- **AIM OF THE EXERCISE**
Which lines include the word "Dinas"? Copy each of them.

====== DATA LISTING ======

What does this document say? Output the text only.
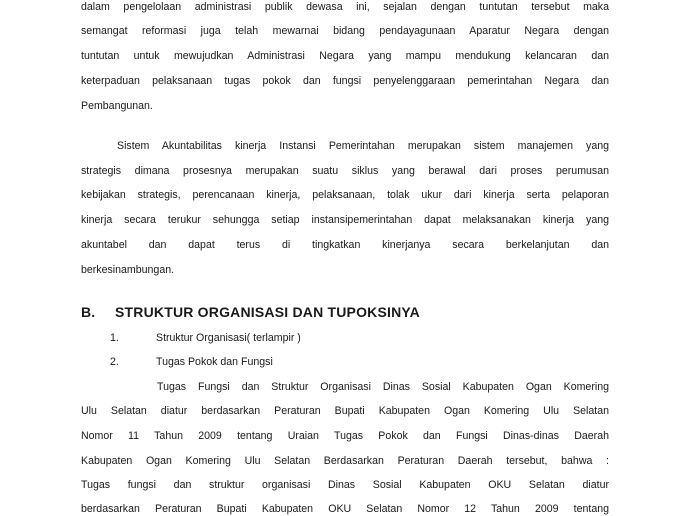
dalam pengelolaan administrasi publik dewasa ini, sejalan dengan tuntutan tersebut maka
semangat reformasi juga telah mewarnai bidang pendayagunaan Aparatur Negara dengan
tuntutan untuk mewujudkan Administrasi Negara yang mampu mendukung kelancaran dan
keterpaduan pelaksanaan tugas pokok dan fungsi penyelenggaraan pemerintahan Negara dan
Pembangunan.
Sistem Akuntabilitas kinerja Instansi Pemerintahan merupakan sistem manajemen yang
strategis dimana prosesnya merupakan suatu siklus yang berawal dari proses perumusan
kebijakan strategis, perencanaan kinerja, pelaksanaan, tolak ukur dari kinerja serta pelaporan
kinerja secara terukur sehungga setiap instansipemerintahan dapat melaksanakan kinerja yang
akuntabel dan dapat terus di tingkatkan kinerjanya secara berkelanjutan dan
berkesinambungan.
B. STRUKTUR ORGANISASI DAN TUPOKSINYA
1.	Struktur Organisasi( terlampir )
2.	Tugas Pokok dan Fungsi
Tugas Fungsi dan Struktur Organisasi Dinas Sosial Kabupaten Ogan Komering
Ulu Selatan diatur berdasarkan Peraturan Bupati Kabupaten Ogan Komering Ulu Selatan
Nomor 11 Tahun 2009 tentang Uraian Tugas Pokok dan Fungsi Dinas-dinas Daerah
Kabupaten Ogan Komering Ulu Selatan Berdasarkan Peraturan Daerah tersebut, bahwa :
Tugas fungsi dan struktur organisasi Dinas Sosial Kabupaten OKU Selatan diatur
berdasarkan Peraturan Bupati Kabupaten OKU Selatan Nomor 12 Tahun 2009 tentang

======

- **WRITTEN REPLY**
Tugas Fungsi dan Struktur Organisasi Dinas Sosial Kabupaten Ogan Komering
Nomor 11 Tahun 2009 tentang Uraian Tugas Pokok dan Fungsi Dinas-dinas Daerah
Tugas fungsi dan struktur organisasi Dinas Sosial Kabupaten OKU Selatan diatur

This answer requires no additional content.